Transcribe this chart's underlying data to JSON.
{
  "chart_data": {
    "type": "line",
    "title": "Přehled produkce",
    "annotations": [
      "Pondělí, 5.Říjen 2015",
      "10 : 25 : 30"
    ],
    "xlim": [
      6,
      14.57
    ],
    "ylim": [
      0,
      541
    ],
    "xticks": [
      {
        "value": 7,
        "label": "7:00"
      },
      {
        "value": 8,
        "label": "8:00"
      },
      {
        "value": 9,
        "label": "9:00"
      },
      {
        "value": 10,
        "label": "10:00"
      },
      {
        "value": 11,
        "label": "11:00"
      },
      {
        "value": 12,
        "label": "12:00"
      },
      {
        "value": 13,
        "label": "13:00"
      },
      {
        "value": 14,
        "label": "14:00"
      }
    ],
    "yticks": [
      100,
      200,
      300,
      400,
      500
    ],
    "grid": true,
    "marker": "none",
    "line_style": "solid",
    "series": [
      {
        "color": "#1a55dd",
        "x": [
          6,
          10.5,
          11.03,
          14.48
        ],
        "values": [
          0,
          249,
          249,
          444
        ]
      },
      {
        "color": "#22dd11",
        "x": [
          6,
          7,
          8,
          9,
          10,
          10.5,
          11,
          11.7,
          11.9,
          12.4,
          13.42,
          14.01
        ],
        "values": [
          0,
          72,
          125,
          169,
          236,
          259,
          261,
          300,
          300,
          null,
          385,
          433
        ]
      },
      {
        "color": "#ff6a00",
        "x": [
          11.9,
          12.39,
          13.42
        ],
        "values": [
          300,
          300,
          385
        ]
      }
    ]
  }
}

(Problem details): Exactly reproduce every line of the data above.

(Task output):
Transcribe this chart's underlying data to JSON.
{
  "chart_data": {
    "type": "line",
    "title": "Přehled produkce",
    "annotations": [
      "Pondělí, 5.Říjen 2015",
      "10 : 25 : 30"
    ],
    "xlim": [
      6,
      14.57
    ],
    "ylim": [
      0,
      541
    ],
    "xticks": [
      {
        "value": 7,
        "label": "7:00"
      },
      {
        "value": 8,
        "label": "8:00"
      },
      {
        "value": 9,
        "label": "9:00"
      },
      {
        "value": 10,
        "label": "10:00"
      },
      {
        "value": 11,
        "label": "11:00"
      },
      {
        "value": 12,
        "label": "12:00"
      },
      {
        "value": 13,
        "label": "13:00"
      },
      {
        "value": 14,
        "label": "14:00"
      }
    ],
    "yticks": [
      100,
      200,
      300,
      400,
      500
    ],
    "grid": true,
    "marker": "none",
    "line_style": "solid",
    "series": [
      {
        "color": "#1a55dd",
        "x": [
          6,
          10.5,
          11.03,
          14.48
        ],
        "values": [
          0,
          249,
          249,
          444
        ]
      },
      {
        "color": "#22dd11",
        "x": [
          6,
          7,
          8,
          9,
          10,
          10.5,
          11,
          11.7,
          11.9,
          12.4,
          13.42,
          14.01
        ],
        "values": [
          0,
          72,
          125,
          169,
          236,
          259,
          261,
          300,
          300,
          null,
          385,
          433
        ]
      },
      {
        "color": "#ff6a00",
        "x": [
          11.9,
          12.39,
          13.42
        ],
        "values": [
          300,
          300,
          385
        ]
      }
    ]
  }
}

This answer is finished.